§ Dataset excerpt:

▽

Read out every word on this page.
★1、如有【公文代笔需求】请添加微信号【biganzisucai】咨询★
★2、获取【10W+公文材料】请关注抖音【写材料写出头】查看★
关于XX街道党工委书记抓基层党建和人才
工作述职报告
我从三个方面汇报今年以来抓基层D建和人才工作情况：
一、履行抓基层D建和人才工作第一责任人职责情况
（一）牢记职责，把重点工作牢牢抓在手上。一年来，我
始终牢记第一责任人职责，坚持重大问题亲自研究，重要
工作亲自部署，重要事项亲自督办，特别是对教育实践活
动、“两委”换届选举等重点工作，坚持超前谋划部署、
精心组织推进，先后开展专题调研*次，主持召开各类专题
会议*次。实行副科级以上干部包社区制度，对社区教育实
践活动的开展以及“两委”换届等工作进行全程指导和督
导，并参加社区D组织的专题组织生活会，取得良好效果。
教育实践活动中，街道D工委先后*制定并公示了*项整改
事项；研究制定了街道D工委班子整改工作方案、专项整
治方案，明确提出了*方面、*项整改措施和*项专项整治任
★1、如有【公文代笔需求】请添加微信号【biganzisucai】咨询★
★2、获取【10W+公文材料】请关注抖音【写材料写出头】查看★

△
▽

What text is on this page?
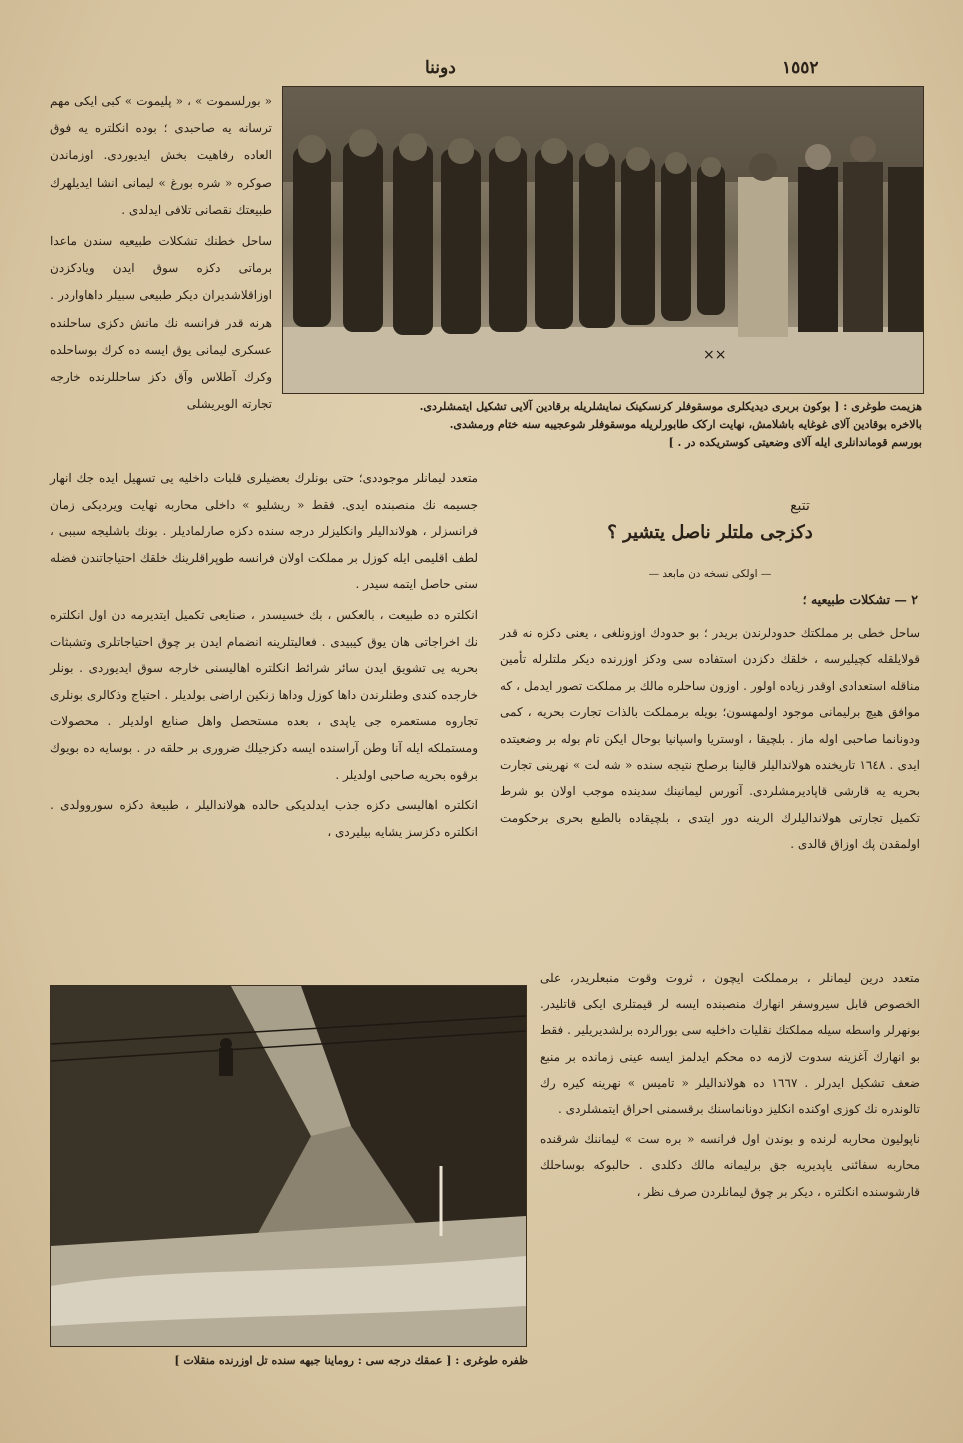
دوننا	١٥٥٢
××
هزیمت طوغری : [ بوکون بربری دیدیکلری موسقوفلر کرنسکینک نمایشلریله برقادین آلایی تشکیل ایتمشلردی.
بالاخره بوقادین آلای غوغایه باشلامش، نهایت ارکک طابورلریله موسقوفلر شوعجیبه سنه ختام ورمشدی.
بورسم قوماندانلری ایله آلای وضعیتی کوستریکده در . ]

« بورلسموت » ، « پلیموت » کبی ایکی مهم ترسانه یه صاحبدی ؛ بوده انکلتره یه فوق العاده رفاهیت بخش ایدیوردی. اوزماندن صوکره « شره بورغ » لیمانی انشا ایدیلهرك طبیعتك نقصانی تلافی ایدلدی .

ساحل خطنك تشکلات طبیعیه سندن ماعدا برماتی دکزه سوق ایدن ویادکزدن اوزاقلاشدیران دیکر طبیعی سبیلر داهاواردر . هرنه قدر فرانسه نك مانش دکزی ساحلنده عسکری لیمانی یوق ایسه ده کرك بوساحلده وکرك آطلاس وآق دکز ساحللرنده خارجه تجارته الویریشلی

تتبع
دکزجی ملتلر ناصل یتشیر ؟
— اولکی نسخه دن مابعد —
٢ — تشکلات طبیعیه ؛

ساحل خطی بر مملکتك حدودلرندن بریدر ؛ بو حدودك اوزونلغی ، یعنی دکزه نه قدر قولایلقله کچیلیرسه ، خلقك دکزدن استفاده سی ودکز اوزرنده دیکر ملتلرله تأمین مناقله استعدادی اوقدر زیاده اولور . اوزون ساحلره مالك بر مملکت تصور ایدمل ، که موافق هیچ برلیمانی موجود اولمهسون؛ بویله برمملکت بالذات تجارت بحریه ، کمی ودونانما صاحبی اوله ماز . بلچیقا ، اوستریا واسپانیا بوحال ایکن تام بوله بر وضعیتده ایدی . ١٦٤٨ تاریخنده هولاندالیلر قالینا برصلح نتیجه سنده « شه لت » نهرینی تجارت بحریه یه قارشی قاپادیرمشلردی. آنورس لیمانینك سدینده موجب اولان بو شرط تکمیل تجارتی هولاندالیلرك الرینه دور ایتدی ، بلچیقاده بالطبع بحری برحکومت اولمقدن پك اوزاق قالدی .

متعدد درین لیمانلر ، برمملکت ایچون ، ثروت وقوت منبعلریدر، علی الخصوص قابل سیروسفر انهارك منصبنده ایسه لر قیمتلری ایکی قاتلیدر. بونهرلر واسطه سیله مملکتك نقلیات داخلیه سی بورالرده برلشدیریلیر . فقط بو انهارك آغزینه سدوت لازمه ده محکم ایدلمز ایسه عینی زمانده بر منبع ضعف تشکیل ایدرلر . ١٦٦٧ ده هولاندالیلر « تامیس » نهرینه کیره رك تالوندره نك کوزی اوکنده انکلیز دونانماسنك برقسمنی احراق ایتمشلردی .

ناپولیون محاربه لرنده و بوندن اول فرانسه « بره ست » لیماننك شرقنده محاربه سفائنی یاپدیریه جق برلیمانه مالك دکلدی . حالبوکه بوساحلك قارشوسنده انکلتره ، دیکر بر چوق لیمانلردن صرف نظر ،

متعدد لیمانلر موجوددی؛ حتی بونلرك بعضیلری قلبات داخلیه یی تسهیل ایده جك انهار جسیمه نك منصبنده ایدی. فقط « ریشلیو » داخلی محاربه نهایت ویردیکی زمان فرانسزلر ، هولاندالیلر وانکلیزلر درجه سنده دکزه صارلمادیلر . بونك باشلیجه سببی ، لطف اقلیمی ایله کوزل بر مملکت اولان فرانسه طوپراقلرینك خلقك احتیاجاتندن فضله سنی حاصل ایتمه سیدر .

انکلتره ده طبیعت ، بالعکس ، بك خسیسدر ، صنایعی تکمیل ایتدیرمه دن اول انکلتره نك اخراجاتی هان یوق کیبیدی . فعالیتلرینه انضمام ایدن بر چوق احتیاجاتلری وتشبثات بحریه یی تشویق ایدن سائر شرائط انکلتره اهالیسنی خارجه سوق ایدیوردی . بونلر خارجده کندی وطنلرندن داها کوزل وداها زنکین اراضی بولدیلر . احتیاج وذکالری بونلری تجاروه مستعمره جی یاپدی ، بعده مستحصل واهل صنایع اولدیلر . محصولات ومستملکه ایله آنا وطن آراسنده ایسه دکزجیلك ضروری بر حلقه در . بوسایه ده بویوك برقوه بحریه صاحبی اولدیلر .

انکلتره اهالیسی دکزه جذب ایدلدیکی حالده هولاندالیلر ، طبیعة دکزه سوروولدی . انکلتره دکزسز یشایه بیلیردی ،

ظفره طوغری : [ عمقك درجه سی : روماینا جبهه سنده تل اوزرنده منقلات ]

△

Filter the entries above down to the lines containing the word "درجه".

§ Result of this exercise:
متعدد لیمانلر موجوددی؛ حتی بونلرك بعضیلری قلبات داخلیه یی تسهیل ایده جك انهار جسیمه نك منصبنده ایدی. فقط « ریشلیو » داخلی محاربه نهایت ویردیکی زمان فرانسزلر ، هولاندالیلر وانکلیزلر درجه سنده دکزه صارلمادیلر . بونك باشلیجه سببی ، لطف اقلیمی ایله کوزل بر مملکت اولان فرانسه طوپراقلرینك خلقك احتیاجاتندن فضله سنی حاصل ایتمه سیدر .
ظفره طوغری : [ عمقك درجه سی : روماینا جبهه سنده تل اوزرنده منقلات ]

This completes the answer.